**PASSAGE GIVEN**
=======
Iago Toral <ito...@igalia.com> writes:

> On Fri, 2019-01-25 at 12:54 -0800, Francisco Jerez wrote:
>> Iago Toral <ito...@igalia.com> writes:
>> 
>> > On Thu, 2019-01-24 at 11:45 -0800, Francisco Jerez wrote:
>> > > Iago Toral <ito...@igalia.com> writes:
>> > > 
>> > > > On Wed, 2019-01-23 at 06:03 -0800, Francisco Jerez wrote:
>> > > > > Iago Toral Quiroga <ito...@igalia.com> writes:
>> > > > > 
>> > > > > > Commit c84ec70b3a72 implemented execution type promotion to
>> > > > > > 32-
>> > > > > > bit
>> > > > > > for
>> > > > > > conversions involving half-float registers, which empirical
>> > > > > > testing
>> > > > > > suggested
>> > > > > > was required, but it did not incorporate this change into
>> > > > > > the
>> > > > > > assembly validator
>> > > > > > logic. This commits adds that, preventing validation errors
>> > > > > > like
>> > > > > > this:
>> > > > > > 
>> > > > > 
>> > > > > I don't think we should be validating empirical assumptions
>> > > > > in
>> > > > > the EU
>> > > > > validator.
=======
[Data items]
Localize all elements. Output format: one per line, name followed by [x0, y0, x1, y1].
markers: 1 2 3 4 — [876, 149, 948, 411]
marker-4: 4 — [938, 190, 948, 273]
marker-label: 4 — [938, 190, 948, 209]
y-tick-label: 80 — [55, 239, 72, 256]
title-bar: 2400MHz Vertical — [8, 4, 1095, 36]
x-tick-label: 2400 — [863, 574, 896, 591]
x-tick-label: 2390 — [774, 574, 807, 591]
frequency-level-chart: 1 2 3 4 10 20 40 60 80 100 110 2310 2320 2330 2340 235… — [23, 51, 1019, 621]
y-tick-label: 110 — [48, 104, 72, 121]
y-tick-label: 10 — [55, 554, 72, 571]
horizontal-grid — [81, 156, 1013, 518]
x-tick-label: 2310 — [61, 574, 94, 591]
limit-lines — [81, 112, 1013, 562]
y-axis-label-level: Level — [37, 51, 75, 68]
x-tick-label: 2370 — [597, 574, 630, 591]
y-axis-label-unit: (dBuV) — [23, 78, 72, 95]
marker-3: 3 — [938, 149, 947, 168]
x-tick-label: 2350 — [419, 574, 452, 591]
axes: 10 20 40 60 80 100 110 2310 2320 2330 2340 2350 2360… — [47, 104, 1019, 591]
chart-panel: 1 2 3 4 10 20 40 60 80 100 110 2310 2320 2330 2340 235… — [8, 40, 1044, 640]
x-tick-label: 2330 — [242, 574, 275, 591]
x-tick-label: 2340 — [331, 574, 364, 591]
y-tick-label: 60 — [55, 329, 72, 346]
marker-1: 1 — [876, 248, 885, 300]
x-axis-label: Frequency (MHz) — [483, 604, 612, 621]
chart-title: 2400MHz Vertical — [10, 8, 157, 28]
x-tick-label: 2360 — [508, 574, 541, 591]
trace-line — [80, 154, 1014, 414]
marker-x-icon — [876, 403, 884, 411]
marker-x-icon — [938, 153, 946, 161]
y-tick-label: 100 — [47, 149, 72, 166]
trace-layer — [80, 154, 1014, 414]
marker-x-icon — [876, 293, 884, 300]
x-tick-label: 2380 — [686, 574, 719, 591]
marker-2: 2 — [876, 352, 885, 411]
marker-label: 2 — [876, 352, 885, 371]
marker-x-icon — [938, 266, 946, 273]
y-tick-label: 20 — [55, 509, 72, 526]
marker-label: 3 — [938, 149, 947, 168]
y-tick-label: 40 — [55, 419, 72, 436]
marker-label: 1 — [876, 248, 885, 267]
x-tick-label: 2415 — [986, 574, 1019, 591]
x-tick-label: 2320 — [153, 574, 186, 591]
=======
**GOAL**
Reproduce the email thread about half-float conversions and the EU validator in full, word for word. Rely only on the email thread.

**EXPECTED ANSWER**
Iago Toral <ito...@igalia.com> writes:

> On Fri, 2019-01-25 at 12:54 -0800, Francisco Jerez wrote:
>> Iago Toral <ito...@igalia.com> writes:
>> 
>> > On Thu, 2019-01-24 at 11:45 -0800, Francisco Jerez wrote:
>> > > Iago Toral <ito...@igalia.com> writes:
>> > > 
>> > > > On Wed, 2019-01-23 at 06:03 -0800, Francisco Jerez wrote:
>> > > > > Iago Toral Quiroga <ito...@igalia.com> writes:
>> > > > > 
>> > > > > > Commit c84ec70b3a72 implemented execution type promotion to
>> > > > > > 32-
>> > > > > > bit
>> > > > > > for
>> > > > > > conversions involving half-float registers, which empirical
>> > > > > > testing
>> > > > > > suggested
>> > > > > > was required, but it did not incorporate this change into
>> > > > > > the
>> > > > > > assembly validator
>> > > > > > logic. This commits adds that, preventing validation errors
>> > > > > > like
>> > > > > > this:
>> > > > > > 
>> > > > > 
>> > > > > I don't think we should be validating empirical assumptions
>> > > > > in
>> > > > > the EU
>> > > > > validator.